REQUEST | Transcribe the records that follow. Keep every word exactly, and drop the pictures.

GIVEN DATA |
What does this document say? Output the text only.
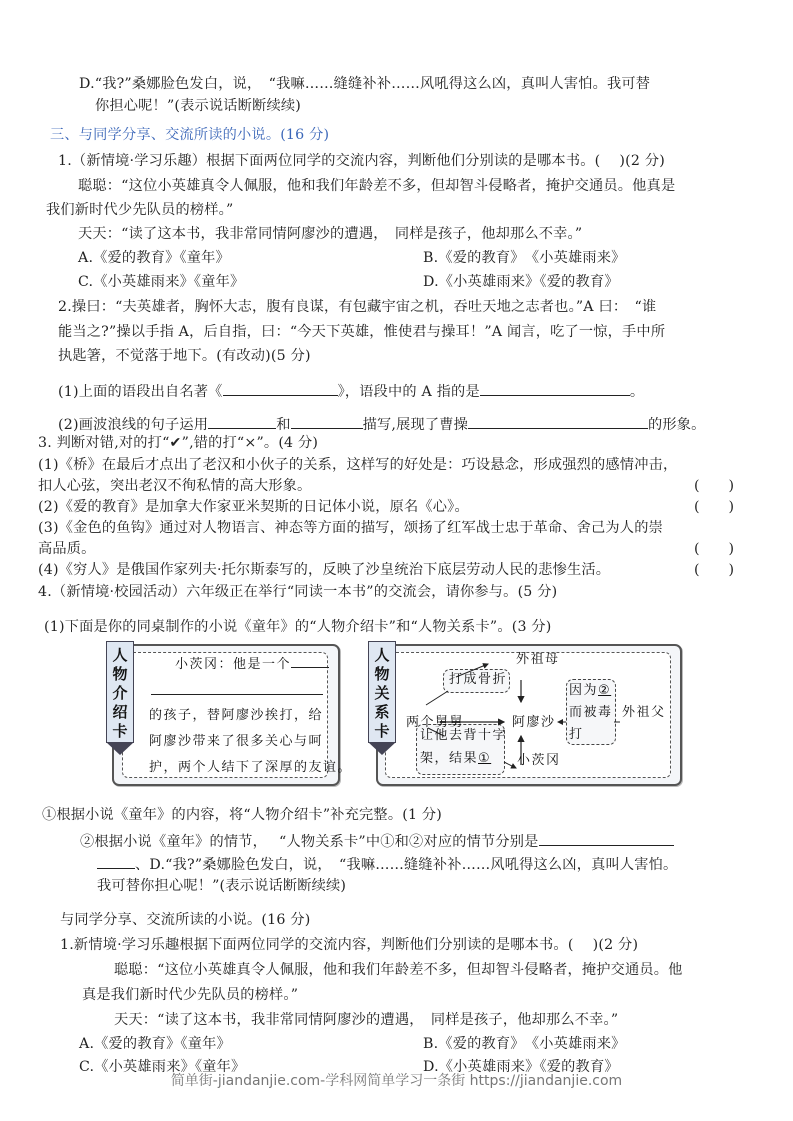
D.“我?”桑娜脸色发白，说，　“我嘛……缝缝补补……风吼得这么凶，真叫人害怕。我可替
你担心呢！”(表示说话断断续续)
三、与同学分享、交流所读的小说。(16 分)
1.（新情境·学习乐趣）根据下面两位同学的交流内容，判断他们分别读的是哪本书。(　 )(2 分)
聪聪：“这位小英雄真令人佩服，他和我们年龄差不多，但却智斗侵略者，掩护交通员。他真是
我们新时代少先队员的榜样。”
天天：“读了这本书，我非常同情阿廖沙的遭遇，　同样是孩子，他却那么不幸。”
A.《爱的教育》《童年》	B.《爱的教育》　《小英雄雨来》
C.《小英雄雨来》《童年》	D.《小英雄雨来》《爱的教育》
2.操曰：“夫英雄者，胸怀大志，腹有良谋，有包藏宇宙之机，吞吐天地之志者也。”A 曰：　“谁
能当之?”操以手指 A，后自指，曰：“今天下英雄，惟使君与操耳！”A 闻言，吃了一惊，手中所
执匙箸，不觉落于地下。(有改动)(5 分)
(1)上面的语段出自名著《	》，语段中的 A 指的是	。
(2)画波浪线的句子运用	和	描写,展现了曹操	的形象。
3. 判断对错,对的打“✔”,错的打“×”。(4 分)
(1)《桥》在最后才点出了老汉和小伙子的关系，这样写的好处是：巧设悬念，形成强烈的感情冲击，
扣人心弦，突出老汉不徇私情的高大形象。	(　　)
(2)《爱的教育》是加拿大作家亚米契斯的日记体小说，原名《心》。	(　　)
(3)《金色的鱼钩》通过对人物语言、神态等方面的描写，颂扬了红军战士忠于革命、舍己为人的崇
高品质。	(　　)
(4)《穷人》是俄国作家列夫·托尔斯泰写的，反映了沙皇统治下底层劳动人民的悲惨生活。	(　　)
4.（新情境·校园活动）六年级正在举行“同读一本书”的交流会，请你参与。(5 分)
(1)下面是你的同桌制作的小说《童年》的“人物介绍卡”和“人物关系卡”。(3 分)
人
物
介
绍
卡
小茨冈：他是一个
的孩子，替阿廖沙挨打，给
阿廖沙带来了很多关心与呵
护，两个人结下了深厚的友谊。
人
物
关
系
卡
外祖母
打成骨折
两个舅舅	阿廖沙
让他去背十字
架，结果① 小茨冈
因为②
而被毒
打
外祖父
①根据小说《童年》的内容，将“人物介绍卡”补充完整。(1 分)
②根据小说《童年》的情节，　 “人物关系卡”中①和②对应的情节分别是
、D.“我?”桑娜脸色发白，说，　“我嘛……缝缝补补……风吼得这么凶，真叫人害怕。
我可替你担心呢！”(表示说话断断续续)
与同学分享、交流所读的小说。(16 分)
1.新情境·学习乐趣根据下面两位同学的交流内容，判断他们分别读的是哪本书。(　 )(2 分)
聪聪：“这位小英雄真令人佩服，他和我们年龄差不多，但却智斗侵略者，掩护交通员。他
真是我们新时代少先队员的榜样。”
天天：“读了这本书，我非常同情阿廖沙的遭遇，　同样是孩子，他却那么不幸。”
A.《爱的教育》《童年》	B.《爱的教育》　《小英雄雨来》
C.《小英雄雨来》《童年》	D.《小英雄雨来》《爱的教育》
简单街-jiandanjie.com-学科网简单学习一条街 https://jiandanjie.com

RESPONSE BELOW |
What does this document say? Output the text only.
D.“我?”桑娜脸色发白，说，　“我嘛……缝缝补补……风吼得这么凶，真叫人害怕。我可替
你担心呢！”(表示说话断断续续)
三、与同学分享、交流所读的小说。(16 分)
1.（新情境·学习乐趣）根据下面两位同学的交流内容，判断他们分别读的是哪本书。(　 )(2 分)
聪聪：“这位小英雄真令人佩服，他和我们年龄差不多，但却智斗侵略者，掩护交通员。他真是
我们新时代少先队员的榜样。”
天天：“读了这本书，我非常同情阿廖沙的遭遇，　同样是孩子，他却那么不幸。”
A.《爱的教育》《童年》	B.《爱的教育》　《小英雄雨来》
C.《小英雄雨来》《童年》	D.《小英雄雨来》《爱的教育》
2.操曰：“夫英雄者，胸怀大志，腹有良谋，有包藏宇宙之机，吞吐天地之志者也。”A 曰：　“谁
能当之?”操以手指 A，后自指，曰：“今天下英雄，惟使君与操耳！”A 闻言，吃了一惊，手中所
执匙箸，不觉落于地下。(有改动)(5 分)
(1)上面的语段出自名著《	》，语段中的 A 指的是	。
(2)画波浪线的句子运用	和	描写,展现了曹操	的形象。
3. 判断对错,对的打“✔”,错的打“×”。(4 分)
(1)《桥》在最后才点出了老汉和小伙子的关系，这样写的好处是：巧设悬念，形成强烈的感情冲击，
扣人心弦，突出老汉不徇私情的高大形象。	(　　)
(2)《爱的教育》是加拿大作家亚米契斯的日记体小说，原名《心》。	(　　)
(3)《金色的鱼钩》通过对人物语言、神态等方面的描写，颂扬了红军战士忠于革命、舍己为人的崇
高品质。	(　　)
(4)《穷人》是俄国作家列夫·托尔斯泰写的，反映了沙皇统治下底层劳动人民的悲惨生活。	(　　)
4.（新情境·校园活动）六年级正在举行“同读一本书”的交流会，请你参与。(5 分)
(1)下面是你的同桌制作的小说《童年》的“人物介绍卡”和“人物关系卡”。(3 分)
人
物
介
绍
卡
小茨冈：他是一个
的孩子，替阿廖沙挨打，给
阿廖沙带来了很多关心与呵
护，两个人结下了深厚的友谊。
人
物
关
系
卡
外祖母
打成骨折
两个舅舅	阿廖沙
让他去背十字
架，结果① 小茨冈
因为②
而被毒
打
外祖父
①根据小说《童年》的内容，将“人物介绍卡”补充完整。(1 分)
②根据小说《童年》的情节，　 “人物关系卡”中①和②对应的情节分别是
、D.“我?”桑娜脸色发白，说，　“我嘛……缝缝补补……风吼得这么凶，真叫人害怕。
我可替你担心呢！”(表示说话断断续续)
与同学分享、交流所读的小说。(16 分)
1.新情境·学习乐趣根据下面两位同学的交流内容，判断他们分别读的是哪本书。(　 )(2 分)
聪聪：“这位小英雄真令人佩服，他和我们年龄差不多，但却智斗侵略者，掩护交通员。他
真是我们新时代少先队员的榜样。”
天天：“读了这本书，我非常同情阿廖沙的遭遇，　同样是孩子，他却那么不幸。”
A.《爱的教育》《童年》	B.《爱的教育》　《小英雄雨来》
C.《小英雄雨来》《童年》	D.《小英雄雨来》《爱的教育》
简单街-jiandanjie.com-学科网简单学习一条街 https://jiandanjie.com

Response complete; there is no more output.